_YOUR OBJECTIVE_
Count every line below in which "即Caprini评分" occurs, then give only the count.
= = = = = = =
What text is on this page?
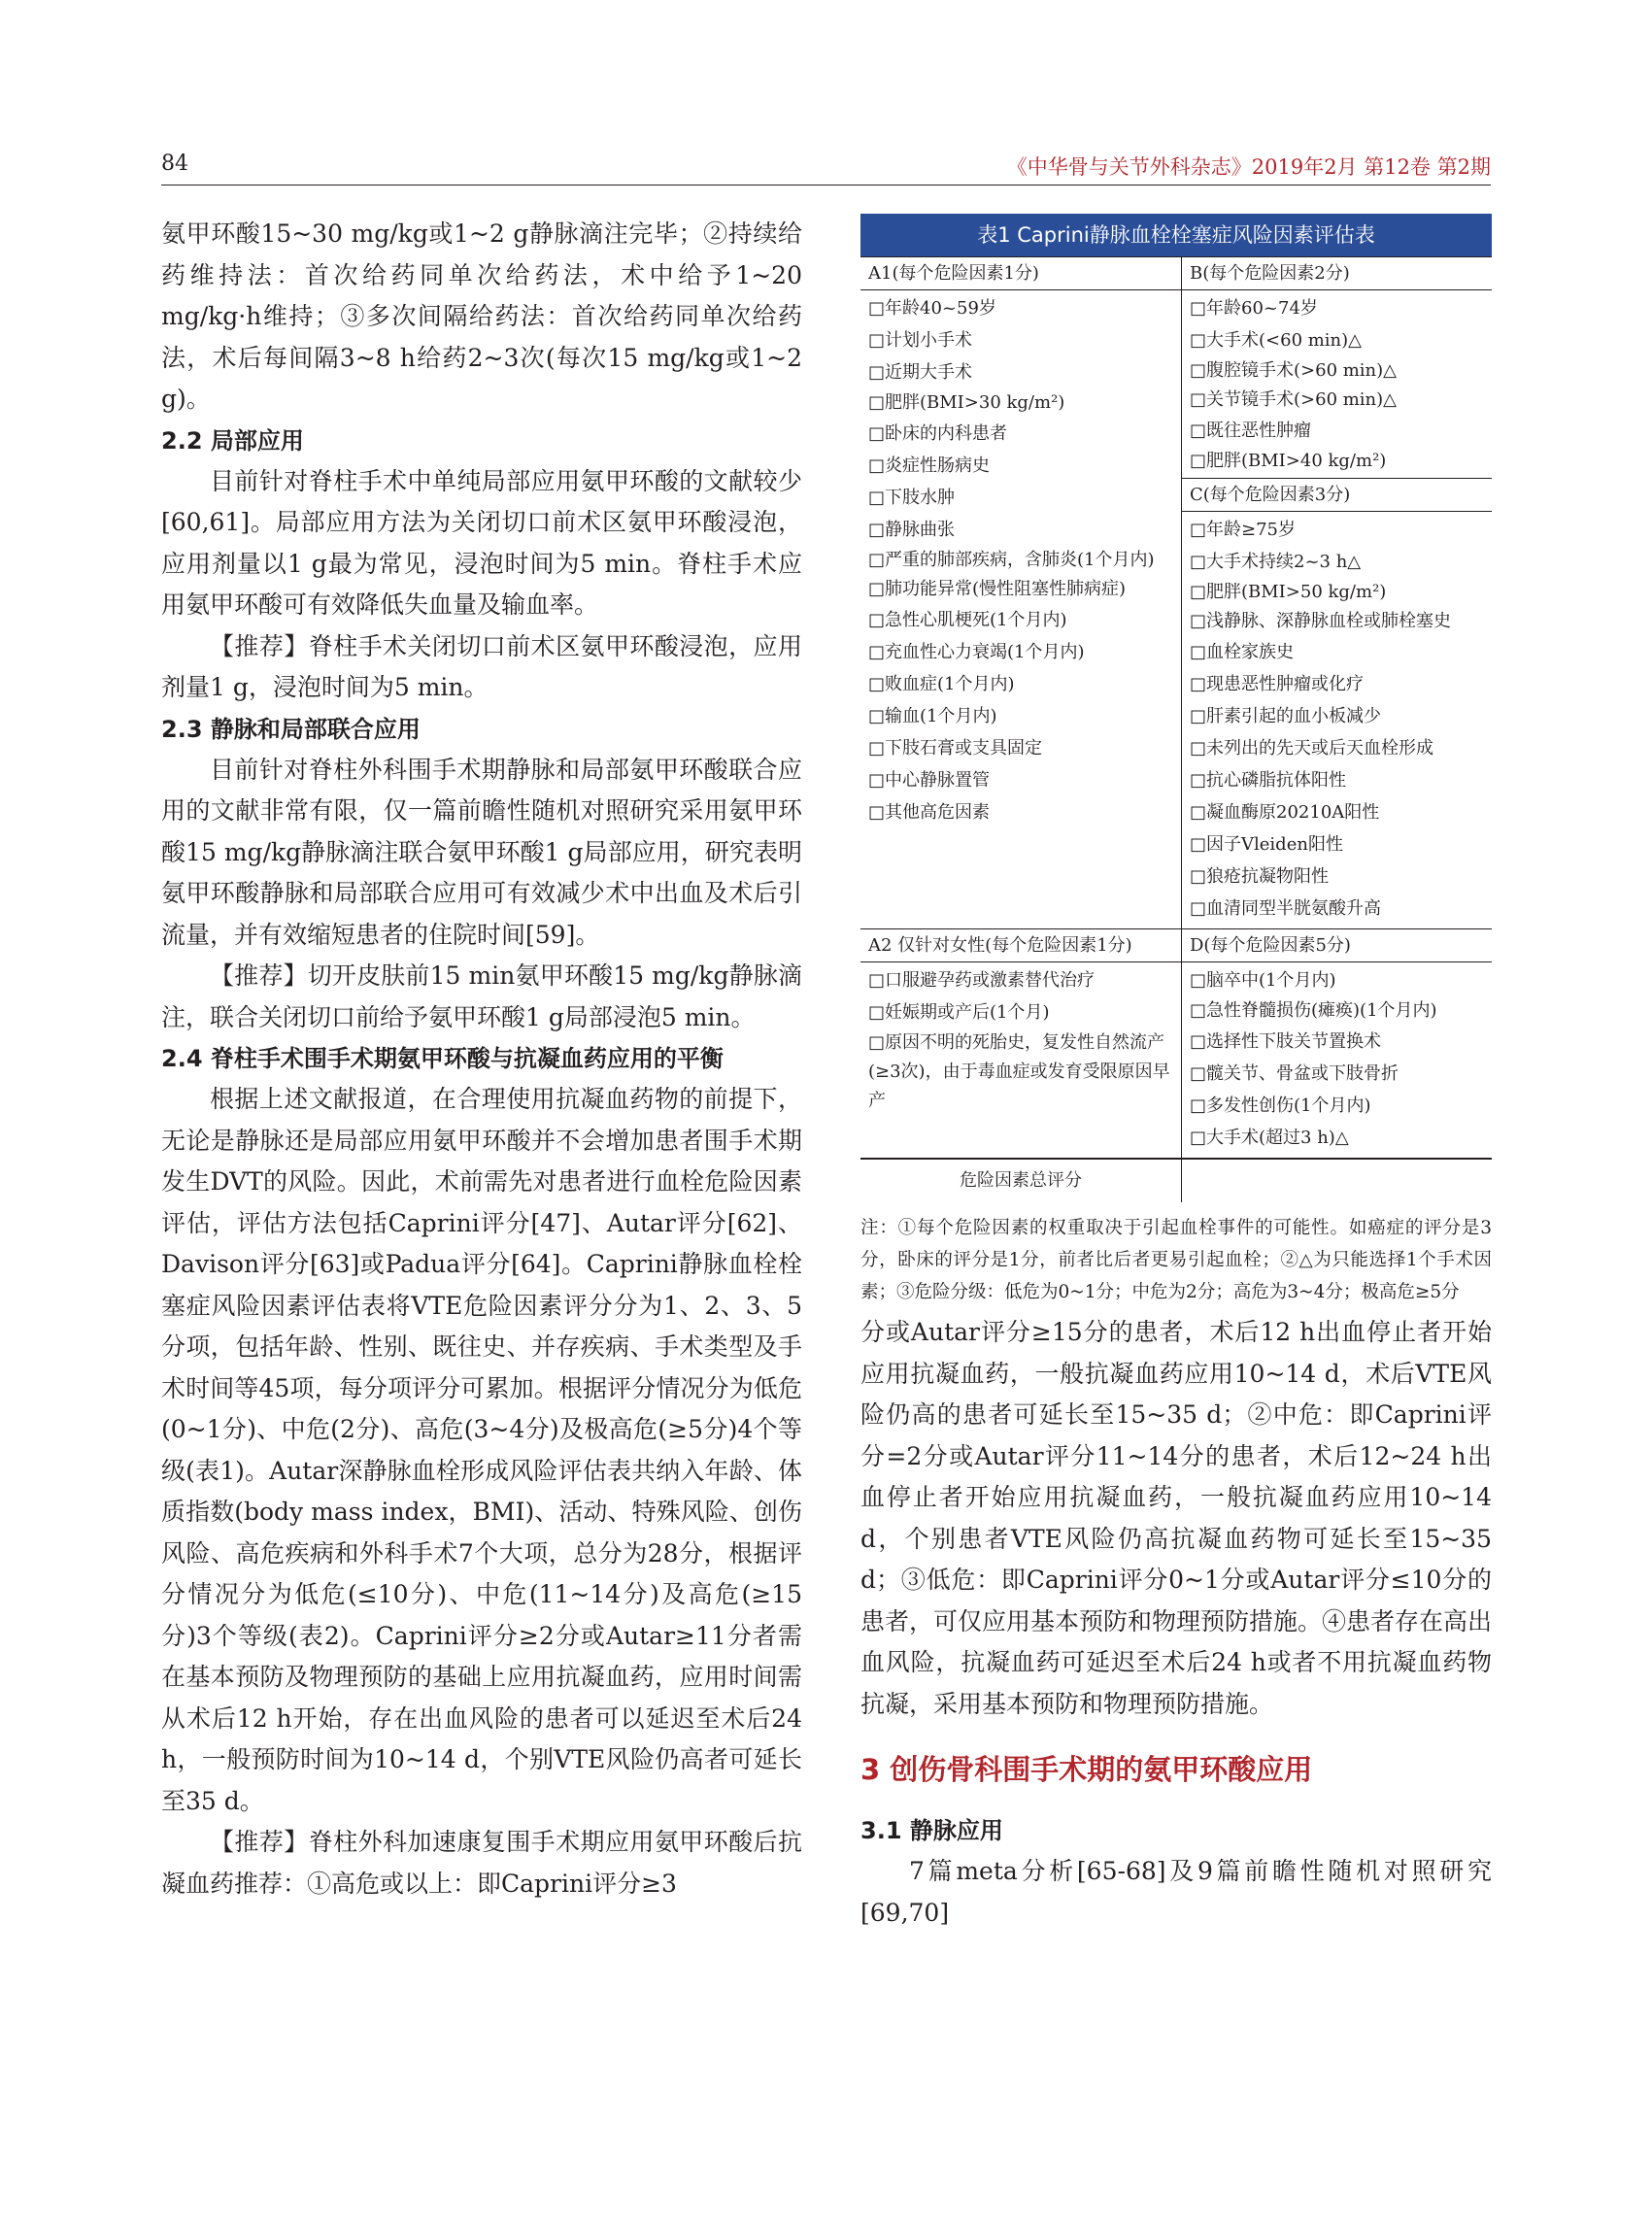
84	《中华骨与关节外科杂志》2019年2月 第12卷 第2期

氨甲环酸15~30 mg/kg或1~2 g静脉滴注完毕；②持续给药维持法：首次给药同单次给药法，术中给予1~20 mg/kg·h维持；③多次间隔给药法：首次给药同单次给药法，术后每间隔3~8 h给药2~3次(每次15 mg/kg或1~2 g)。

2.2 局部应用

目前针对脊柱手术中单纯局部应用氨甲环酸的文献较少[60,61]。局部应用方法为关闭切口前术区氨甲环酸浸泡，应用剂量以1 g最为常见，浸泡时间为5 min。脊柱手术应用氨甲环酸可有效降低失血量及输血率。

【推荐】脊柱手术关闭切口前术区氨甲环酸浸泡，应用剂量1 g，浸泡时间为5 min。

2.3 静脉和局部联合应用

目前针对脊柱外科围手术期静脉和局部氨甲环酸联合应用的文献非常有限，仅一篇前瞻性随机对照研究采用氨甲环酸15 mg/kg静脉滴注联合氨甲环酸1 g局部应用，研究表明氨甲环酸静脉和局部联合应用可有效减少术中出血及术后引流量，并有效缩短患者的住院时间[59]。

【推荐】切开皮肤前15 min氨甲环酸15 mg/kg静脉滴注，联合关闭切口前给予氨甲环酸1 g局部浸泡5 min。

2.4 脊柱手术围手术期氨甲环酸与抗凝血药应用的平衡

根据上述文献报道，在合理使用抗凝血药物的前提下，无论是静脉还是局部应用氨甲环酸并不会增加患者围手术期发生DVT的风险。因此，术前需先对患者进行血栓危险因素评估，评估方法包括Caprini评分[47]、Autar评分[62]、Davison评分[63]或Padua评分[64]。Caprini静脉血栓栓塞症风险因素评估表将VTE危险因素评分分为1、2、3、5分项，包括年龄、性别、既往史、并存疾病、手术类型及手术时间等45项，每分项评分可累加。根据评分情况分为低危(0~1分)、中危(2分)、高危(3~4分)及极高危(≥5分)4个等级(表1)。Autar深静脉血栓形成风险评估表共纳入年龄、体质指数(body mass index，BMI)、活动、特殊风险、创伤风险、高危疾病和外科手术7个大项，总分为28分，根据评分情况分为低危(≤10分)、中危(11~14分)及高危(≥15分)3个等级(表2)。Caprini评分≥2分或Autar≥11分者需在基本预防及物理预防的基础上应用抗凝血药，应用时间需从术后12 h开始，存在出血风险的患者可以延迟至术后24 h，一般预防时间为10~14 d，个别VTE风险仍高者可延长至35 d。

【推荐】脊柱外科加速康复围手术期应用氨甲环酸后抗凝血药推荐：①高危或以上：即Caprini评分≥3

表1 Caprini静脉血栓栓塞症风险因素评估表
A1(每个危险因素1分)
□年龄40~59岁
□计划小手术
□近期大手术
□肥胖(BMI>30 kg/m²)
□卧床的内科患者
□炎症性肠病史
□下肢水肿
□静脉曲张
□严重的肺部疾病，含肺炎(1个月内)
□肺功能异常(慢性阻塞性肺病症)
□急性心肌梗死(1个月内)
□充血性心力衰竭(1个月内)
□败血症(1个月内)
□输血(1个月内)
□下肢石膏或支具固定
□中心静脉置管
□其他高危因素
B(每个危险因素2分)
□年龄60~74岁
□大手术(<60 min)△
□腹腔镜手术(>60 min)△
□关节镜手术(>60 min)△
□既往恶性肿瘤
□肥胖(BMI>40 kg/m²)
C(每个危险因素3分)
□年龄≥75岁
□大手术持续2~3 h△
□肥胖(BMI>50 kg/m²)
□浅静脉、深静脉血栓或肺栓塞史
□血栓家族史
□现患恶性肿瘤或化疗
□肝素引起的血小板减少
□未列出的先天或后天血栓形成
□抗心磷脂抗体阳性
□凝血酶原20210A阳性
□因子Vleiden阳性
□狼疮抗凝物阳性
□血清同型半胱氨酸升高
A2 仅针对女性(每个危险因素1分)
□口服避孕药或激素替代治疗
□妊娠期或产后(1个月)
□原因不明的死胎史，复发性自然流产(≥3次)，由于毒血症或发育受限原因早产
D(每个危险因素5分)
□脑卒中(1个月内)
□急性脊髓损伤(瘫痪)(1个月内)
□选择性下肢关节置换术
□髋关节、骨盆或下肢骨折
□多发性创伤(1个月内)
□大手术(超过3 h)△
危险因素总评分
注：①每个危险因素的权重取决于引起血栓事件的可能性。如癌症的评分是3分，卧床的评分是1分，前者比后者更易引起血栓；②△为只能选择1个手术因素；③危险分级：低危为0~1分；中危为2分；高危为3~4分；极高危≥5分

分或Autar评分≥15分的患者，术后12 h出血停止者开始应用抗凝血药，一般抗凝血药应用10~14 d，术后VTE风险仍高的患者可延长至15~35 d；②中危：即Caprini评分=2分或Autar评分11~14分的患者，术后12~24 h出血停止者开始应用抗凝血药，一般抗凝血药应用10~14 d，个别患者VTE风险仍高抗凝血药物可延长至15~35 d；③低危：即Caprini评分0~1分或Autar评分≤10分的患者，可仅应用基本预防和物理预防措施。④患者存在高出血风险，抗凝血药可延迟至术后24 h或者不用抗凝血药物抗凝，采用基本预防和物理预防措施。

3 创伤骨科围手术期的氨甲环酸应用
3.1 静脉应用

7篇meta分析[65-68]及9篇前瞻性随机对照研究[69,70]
= = = = = = =
_EXERCISE RESULT_
2